§ Data rows
---

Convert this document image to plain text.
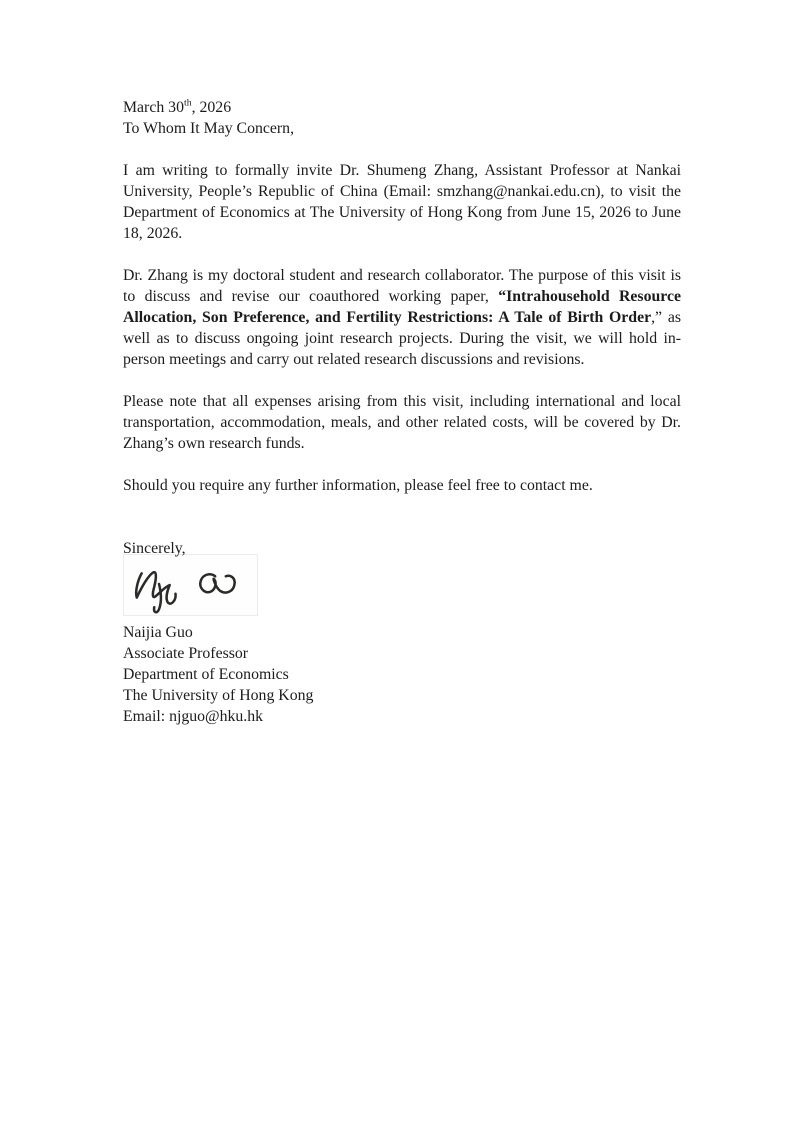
March 30th, 2026
To Whom It May Concern,

I am writing to formally invite Dr. Shumeng Zhang, Assistant Professor at Nankai University, People’s Republic of China (Email: smzhang@nankai.edu.cn), to visit the Department of Economics at The University of Hong Kong from June 15, 2026 to June 18, 2026.

Dr. Zhang is my doctoral student and research collaborator. The purpose of this visit is to discuss and revise our coauthored working paper, “Intrahousehold Resource Allocation, Son Preference, and Fertility Restrictions: A Tale of Birth Order,” as well as to discuss ongoing joint research projects. During the visit, we will hold in-person meetings and carry out related research discussions and revisions.

Please note that all expenses arising from this visit, including international and local transportation, accommodation, meals, and other related costs, will be covered by Dr. Zhang’s own research funds.

Should you require any further information, please feel free to contact me.

Sincerely,
Naijia Guo
Associate Professor
Department of Economics
The University of Hong Kong
Email: njguo@hku.hk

---

§ What is being asked
Copy out the lines in which the string "this" appears.

§ Final result
Convert this document image to plain text.
Dr. Zhang is my doctoral student and research collaborator. The purpose of this visit is to discuss and revise our coauthored working paper, “Intrahousehold Resource Allocation, Son Preference, and Fertility Restrictions: A Tale of Birth Order,” as well as to discuss ongoing joint research projects. During the visit, we will hold in-person meetings and carry out related research discussions and revisions.
Please note that all expenses arising from this visit, including international and local transportation, accommodation, meals, and other related costs, will be covered by Dr. Zhang’s own research funds.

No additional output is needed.